◆ Recorded data
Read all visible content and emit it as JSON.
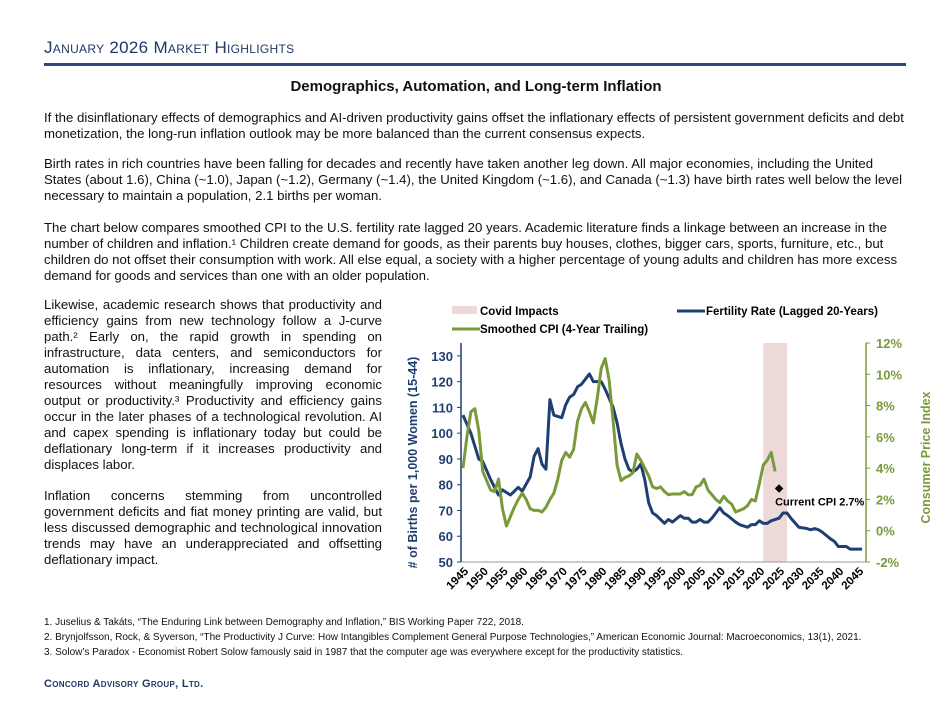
{
  "header": {
    "title": "January 2026 Market Highlights",
    "article_title": "Demographics, Automation, and Long-term Inflation"
  },
  "paragraphs": [
    "If the disinflationary effects of demographics and AI-driven productivity gains offset the inflationary effects of persistent government deficits and debt monetization, the long-run inflation outlook may be more balanced than the current consensus expects.",
    "Birth rates in rich countries have been falling for decades and recently have taken another leg down.  All major economies, including the United States (about 1.6), China (~1.0), Japan (~1.2), Germany (~1.4), the United Kingdom (~1.6), and Canada (~1.3) have birth rates well below the level necessary to maintain a population, 2.1 births per woman.",
    "The chart below compares smoothed CPI to the U.S. fertility rate lagged 20 years.  Academic literature finds a linkage between an increase in the number of children and inflation.¹ Children create demand for goods, as their parents buy houses, clothes, bigger cars, sports, furniture, etc., but children do not offset their consumption with work.  All else equal, a society with a higher percentage of young adults and children has more excess demand for goods and services than one with an older population.",
    "Likewise, academic research shows that productivity and efficiency gains from new technology follow a J-curve path.² Early on, the rapid growth in spending on infrastructure, data centers, and semiconductors for automation is inflationary, increasing demand for resources without meaningfully improving economic output or productivity.³ Productivity and efficiency gains occur in the later phases of a technological revolution.  AI and capex spending is inflationary today but could be deflationary long-term if it increases productivity and displaces labor.",
    "Inflation concerns stemming from uncontrolled government deficits and fiat money printing are valid, but less discussed demographic and technological innovation trends may have an underappreciated and offsetting deflationary impact."
  ],
  "footnotes": [
    "1. Juselius & Takáts, “The Enduring Link between Demography and Inflation,” BIS Working Paper 722, 2018.",
    "2. Brynjolfsson, Rock, & Syverson, “The Productivity J Curve: How Intangibles Complement General Purpose Technologies,” American Economic Journal: Macroeconomics, 13(1), 2021.",
    "3. Solow’s Paradox - Economist Robert Solow famously said in 1987 that the computer age was everywhere except for the productivity statistics."
  ],
  "footer": "Concord Advisory Group, Ltd.",
  "chart_data": {
    "type": "line",
    "ylabel": "# of Births per 1,000 Women (15-44)",
    "y2label": "Consumer Price Index",
    "ylim": [
      50,
      135
    ],
    "y2lim": [
      -2,
      12
    ],
    "xlim": [
      1944.5,
      2047
    ],
    "yticks": [
      50,
      60,
      70,
      80,
      90,
      100,
      110,
      120,
      130
    ],
    "y2ticks": [
      "-2%",
      "0%",
      "2%",
      "4%",
      "6%",
      "8%",
      "10%",
      "12%"
    ],
    "xticks": [
      1945,
      1950,
      1955,
      1960,
      1965,
      1970,
      1975,
      1980,
      1985,
      1990,
      1995,
      2000,
      2005,
      2010,
      2015,
      2020,
      2025,
      2030,
      2035,
      2040,
      2045
    ],
    "legend": {
      "covid": "Covid Impacts",
      "fertility": "Fertility Rate (Lagged 20-Years)",
      "cpi": "Smoothed CPI (4-Year Trailing)",
      "placement": "top"
    },
    "colors": {
      "fertility": "#1f3f73",
      "cpi": "#7a9a3a",
      "covid": "#ecd9d8",
      "axis2": "#7a9a3a",
      "axis1": "#1f3f73"
    },
    "covid_band": [
      2021,
      2027
    ],
    "annotation": {
      "label": "Current CPI 2.7%",
      "x": 2025,
      "y": 2.7
    },
    "series": [
      {
        "name": "Fertility Rate (Lagged 20-Years)",
        "axis": "left",
        "points": [
          [
            1945,
            107
          ],
          [
            1947,
            100
          ],
          [
            1949,
            90
          ],
          [
            1950,
            89
          ],
          [
            1952,
            82
          ],
          [
            1954,
            76
          ],
          [
            1955,
            78
          ],
          [
            1957,
            76
          ],
          [
            1959,
            79
          ],
          [
            1960,
            77.5
          ],
          [
            1962,
            83
          ],
          [
            1963,
            91
          ],
          [
            1964,
            94
          ],
          [
            1965,
            88
          ],
          [
            1966,
            86
          ],
          [
            1967,
            113
          ],
          [
            1968,
            107
          ],
          [
            1970,
            106
          ],
          [
            1971,
            111
          ],
          [
            1972,
            114
          ],
          [
            1973,
            115
          ],
          [
            1974,
            118
          ],
          [
            1975,
            119
          ],
          [
            1977,
            123
          ],
          [
            1978,
            120
          ],
          [
            1980,
            120
          ],
          [
            1981,
            117
          ],
          [
            1983,
            110
          ],
          [
            1984,
            104
          ],
          [
            1985,
            96
          ],
          [
            1986,
            90
          ],
          [
            1987,
            86
          ],
          [
            1988,
            85
          ],
          [
            1989,
            86
          ],
          [
            1990,
            88
          ],
          [
            1991,
            82
          ],
          [
            1992,
            73
          ],
          [
            1993,
            69
          ],
          [
            1994,
            68
          ],
          [
            1996,
            65
          ],
          [
            1997,
            66.5
          ],
          [
            1998,
            65.5
          ],
          [
            2000,
            68
          ],
          [
            2001,
            67
          ],
          [
            2002,
            67
          ],
          [
            2003,
            65.5
          ],
          [
            2004,
            65.5
          ],
          [
            2005,
            66.5
          ],
          [
            2006,
            65.5
          ],
          [
            2007,
            65.5
          ],
          [
            2008,
            67
          ],
          [
            2010,
            71
          ],
          [
            2011,
            69
          ],
          [
            2012,
            68
          ],
          [
            2014,
            65.5
          ],
          [
            2015,
            64.5
          ],
          [
            2017,
            63.5
          ],
          [
            2018,
            64.5
          ],
          [
            2019,
            64.5
          ],
          [
            2020,
            66
          ],
          [
            2021,
            65
          ],
          [
            2022,
            65
          ],
          [
            2023,
            66
          ],
          [
            2025,
            67
          ],
          [
            2026,
            69
          ],
          [
            2027,
            69
          ],
          [
            2028,
            67
          ],
          [
            2030,
            63.5
          ],
          [
            2032,
            63
          ],
          [
            2033,
            62.5
          ],
          [
            2034,
            63
          ],
          [
            2035,
            62.5
          ],
          [
            2036,
            61.5
          ],
          [
            2038,
            59
          ],
          [
            2039,
            58
          ],
          [
            2040,
            56
          ],
          [
            2042,
            56
          ],
          [
            2043,
            55
          ],
          [
            2046,
            55
          ]
        ]
      },
      {
        "name": "Smoothed CPI (4-Year Trailing)",
        "axis": "right",
        "points": [
          [
            1945,
            4.0
          ],
          [
            1946,
            6.0
          ],
          [
            1947,
            7.6
          ],
          [
            1948,
            7.8
          ],
          [
            1949,
            6.4
          ],
          [
            1950,
            3.8
          ],
          [
            1951,
            3.2
          ],
          [
            1952,
            2.6
          ],
          [
            1953,
            2.5
          ],
          [
            1954,
            3.3
          ],
          [
            1955,
            1.4
          ],
          [
            1956,
            0.3
          ],
          [
            1957,
            0.9
          ],
          [
            1958,
            1.5
          ],
          [
            1959,
            2.0
          ],
          [
            1960,
            2.4
          ],
          [
            1961,
            2.0
          ],
          [
            1962,
            1.4
          ],
          [
            1963,
            1.3
          ],
          [
            1964,
            1.3
          ],
          [
            1965,
            1.2
          ],
          [
            1966,
            1.5
          ],
          [
            1967,
            2.0
          ],
          [
            1968,
            2.4
          ],
          [
            1969,
            3.3
          ],
          [
            1970,
            4.5
          ],
          [
            1971,
            5.0
          ],
          [
            1972,
            4.7
          ],
          [
            1973,
            5.2
          ],
          [
            1974,
            7.0
          ],
          [
            1975,
            7.8
          ],
          [
            1976,
            8.2
          ],
          [
            1977,
            7.6
          ],
          [
            1978,
            6.9
          ],
          [
            1979,
            8.5
          ],
          [
            1980,
            10.4
          ],
          [
            1981,
            11.0
          ],
          [
            1982,
            9.6
          ],
          [
            1983,
            7.0
          ],
          [
            1984,
            4.2
          ],
          [
            1985,
            3.2
          ],
          [
            1986,
            3.4
          ],
          [
            1987,
            3.5
          ],
          [
            1988,
            3.7
          ],
          [
            1989,
            4.9
          ],
          [
            1990,
            4.5
          ],
          [
            1991,
            4.0
          ],
          [
            1992,
            3.5
          ],
          [
            1993,
            2.8
          ],
          [
            1994,
            2.7
          ],
          [
            1995,
            2.8
          ],
          [
            1996,
            2.5
          ],
          [
            1997,
            2.3
          ],
          [
            1998,
            2.35
          ],
          [
            1999,
            2.35
          ],
          [
            2000,
            2.35
          ],
          [
            2001,
            2.5
          ],
          [
            2002,
            2.3
          ],
          [
            2003,
            2.3
          ],
          [
            2004,
            2.8
          ],
          [
            2005,
            2.9
          ],
          [
            2006,
            3.3
          ],
          [
            2007,
            2.6
          ],
          [
            2008,
            2.3
          ],
          [
            2009,
            2.0
          ],
          [
            2010,
            1.8
          ],
          [
            2011,
            2.2
          ],
          [
            2012,
            1.9
          ],
          [
            2013,
            1.7
          ],
          [
            2014,
            1.2
          ],
          [
            2015,
            1.3
          ],
          [
            2016,
            1.4
          ],
          [
            2017,
            1.6
          ],
          [
            2018,
            2.0
          ],
          [
            2019,
            1.9
          ],
          [
            2020,
            3.0
          ],
          [
            2021,
            4.2
          ],
          [
            2022,
            4.5
          ],
          [
            2023,
            5.0
          ],
          [
            2024,
            3.8
          ]
        ]
      }
    ]
  }
}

◆ Instruction
From the entries above, copy every line that holds the word "name".

◆ Worked solution
        "name": "Fertility Rate (Lagged 20-Years)",
        "name": "Smoothed CPI (4-Year Trailing)",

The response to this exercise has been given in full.